Instruction:
Send each entry back exactly as given, pictures excluded.

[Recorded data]

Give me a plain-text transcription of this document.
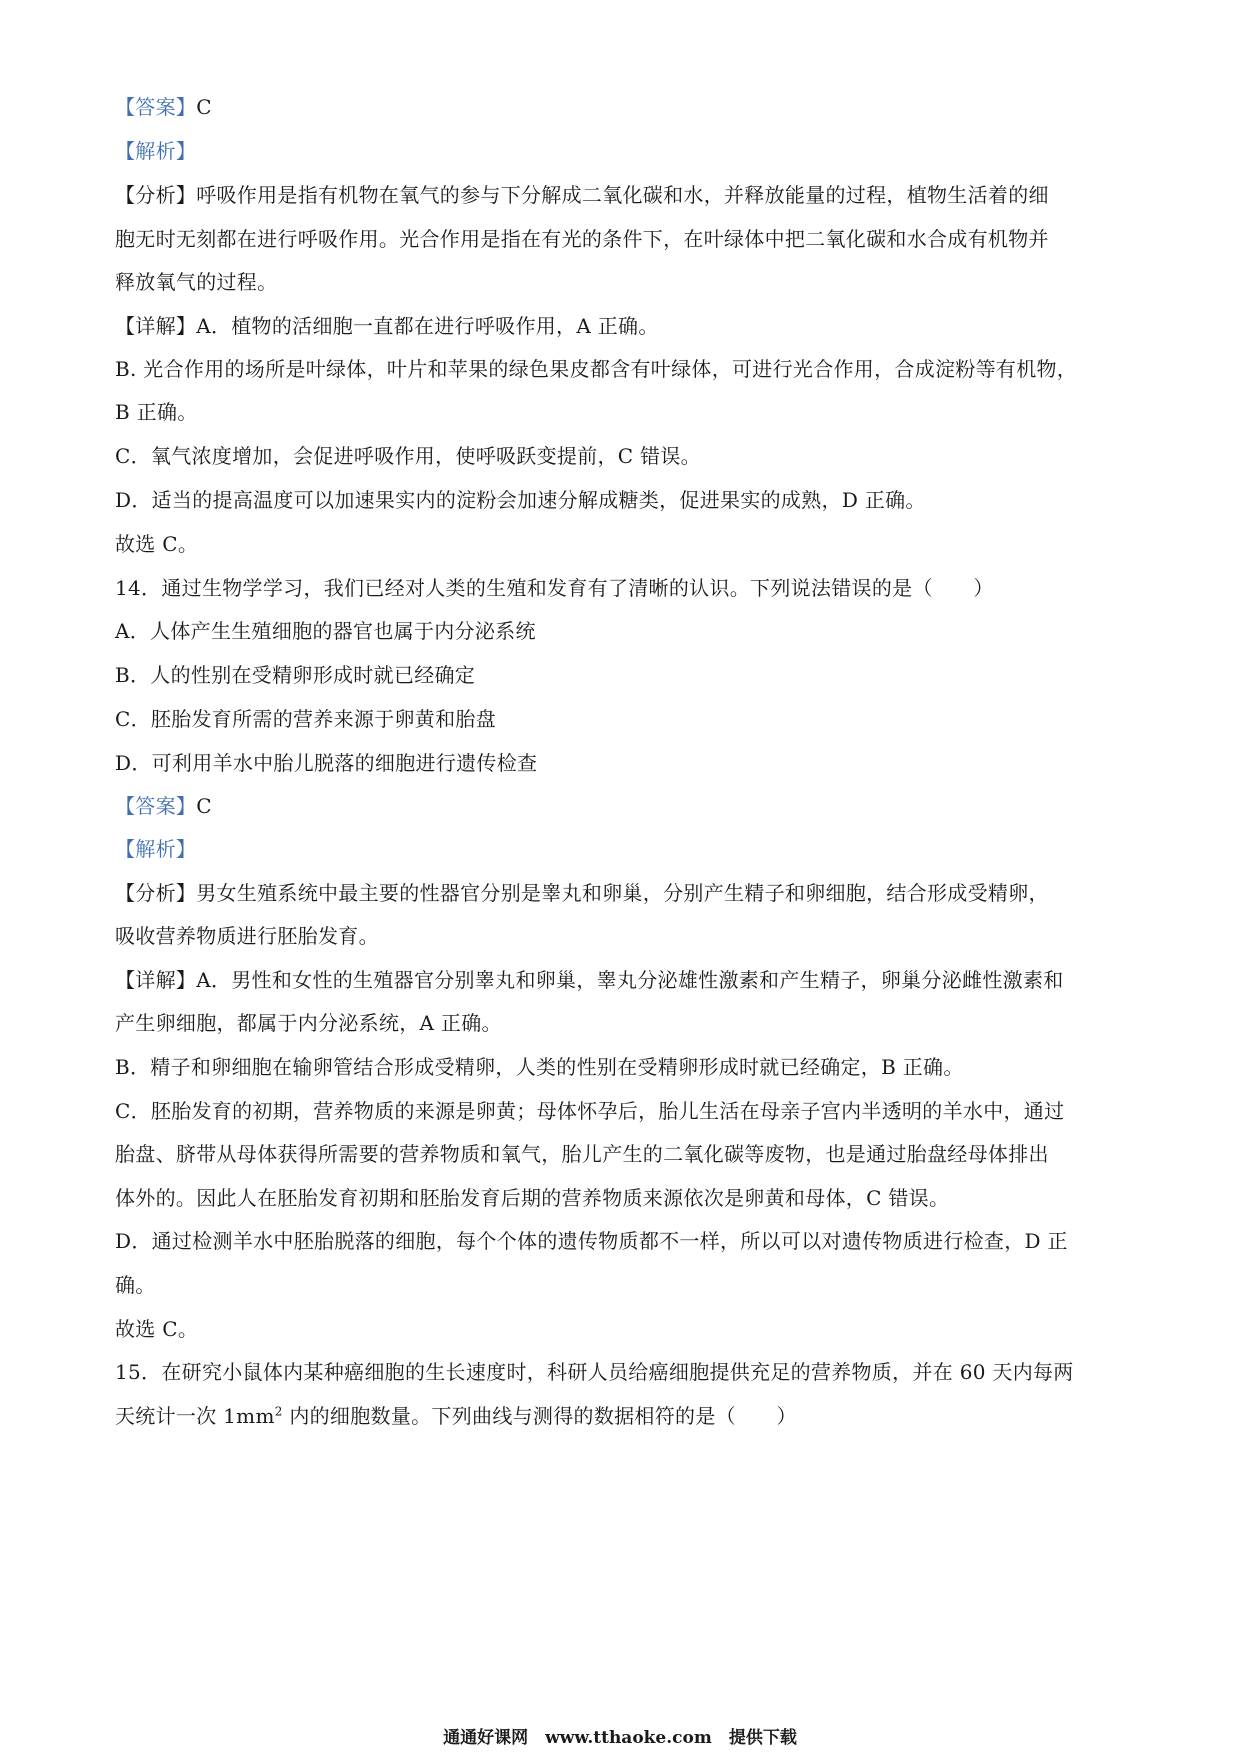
【答案】C

【解析】

【分析】呼吸作用是指有机物在氧气的参与下分解成二氧化碳和水，并释放能量的过程，植物生活着的细

胞无时无刻都在进行呼吸作用。光合作用是指在有光的条件下，在叶绿体中把二氧化碳和水合成有机物并

释放氧气的过程。

【详解】A．植物的活细胞一直都在进行呼吸作用，A 正确。

B. 光合作用的场所是叶绿体，叶片和苹果的绿色果皮都含有叶绿体，可进行光合作用，合成淀粉等有机物，

B 正确。

C．氧气浓度增加，会促进呼吸作用，使呼吸跃变提前，C 错误。

D．适当的提高温度可以加速果实内的淀粉会加速分解成糖类，促进果实的成熟，D 正确。

故选 C。

14．通过生物学学习，我们已经对人类的生殖和发育有了清晰的认识。下列说法错误的是（　　）

A．人体产生生殖细胞的器官也属于内分泌系统

B．人的性别在受精卵形成时就已经确定

C．胚胎发育所需的营养来源于卵黄和胎盘

D．可利用羊水中胎儿脱落的细胞进行遗传检查

【答案】C

【解析】

【分析】男女生殖系统中最主要的性器官分别是睾丸和卵巢，分别产生精子和卵细胞，结合形成受精卵，

吸收营养物质进行胚胎发育。

【详解】A．男性和女性的生殖器官分别睾丸和卵巢，睾丸分泌雄性激素和产生精子，卵巢分泌雌性激素和

产生卵细胞，都属于内分泌系统，A 正确。

B．精子和卵细胞在输卵管结合形成受精卵，人类的性别在受精卵形成时就已经确定，B 正确。

C．胚胎发育的初期，营养物质的来源是卵黄；母体怀孕后，胎儿生活在母亲子宫内半透明的羊水中，通过

胎盘、脐带从母体获得所需要的营养物质和氧气，胎儿产生的二氧化碳等废物，也是通过胎盘经母体排出

体外的。因此人在胚胎发育初期和胚胎发育后期的营养物质来源依次是卵黄和母体，C 错误。

D．通过检测羊水中胚胎脱落的细胞，每个个体的遗传物质都不一样，所以可以对遗传物质进行检查，D 正

确。

故选 C。

15．在研究小鼠体内某种癌细胞的生长速度时，科研人员给癌细胞提供充足的营养物质，并在 60 天内每两

天统计一次 $1mm^2$ 内的细胞数量。下列曲线与测得的数据相符的是（　　）

通通好课网　www.tthaoke.com　提供下载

Exercise output:
Give me a plain-text transcription of this document.
【答案】C

【解析】

【分析】呼吸作用是指有机物在氧气的参与下分解成二氧化碳和水，并释放能量的过程，植物生活着的细

胞无时无刻都在进行呼吸作用。光合作用是指在有光的条件下，在叶绿体中把二氧化碳和水合成有机物并

释放氧气的过程。

【详解】A．植物的活细胞一直都在进行呼吸作用，A 正确。

B. 光合作用的场所是叶绿体，叶片和苹果的绿色果皮都含有叶绿体，可进行光合作用，合成淀粉等有机物，

B 正确。

C．氧气浓度增加，会促进呼吸作用，使呼吸跃变提前，C 错误。

D．适当的提高温度可以加速果实内的淀粉会加速分解成糖类，促进果实的成熟，D 正确。

故选 C。

14．通过生物学学习，我们已经对人类的生殖和发育有了清晰的认识。下列说法错误的是（　　）

A．人体产生生殖细胞的器官也属于内分泌系统

B．人的性别在受精卵形成时就已经确定

C．胚胎发育所需的营养来源于卵黄和胎盘

D．可利用羊水中胎儿脱落的细胞进行遗传检查

【答案】C

【解析】

【分析】男女生殖系统中最主要的性器官分别是睾丸和卵巢，分别产生精子和卵细胞，结合形成受精卵，

吸收营养物质进行胚胎发育。

【详解】A．男性和女性的生殖器官分别睾丸和卵巢，睾丸分泌雄性激素和产生精子，卵巢分泌雌性激素和

产生卵细胞，都属于内分泌系统，A 正确。

B．精子和卵细胞在输卵管结合形成受精卵，人类的性别在受精卵形成时就已经确定，B 正确。

C．胚胎发育的初期，营养物质的来源是卵黄；母体怀孕后，胎儿生活在母亲子宫内半透明的羊水中，通过

胎盘、脐带从母体获得所需要的营养物质和氧气，胎儿产生的二氧化碳等废物，也是通过胎盘经母体排出

体外的。因此人在胚胎发育初期和胚胎发育后期的营养物质来源依次是卵黄和母体，C 错误。

D．通过检测羊水中胚胎脱落的细胞，每个个体的遗传物质都不一样，所以可以对遗传物质进行检查，D 正

确。

故选 C。

15．在研究小鼠体内某种癌细胞的生长速度时，科研人员给癌细胞提供充足的营养物质，并在 60 天内每两

天统计一次 $1mm^2$ 内的细胞数量。下列曲线与测得的数据相符的是（　　）

通通好课网　www.tthaoke.com　提供下载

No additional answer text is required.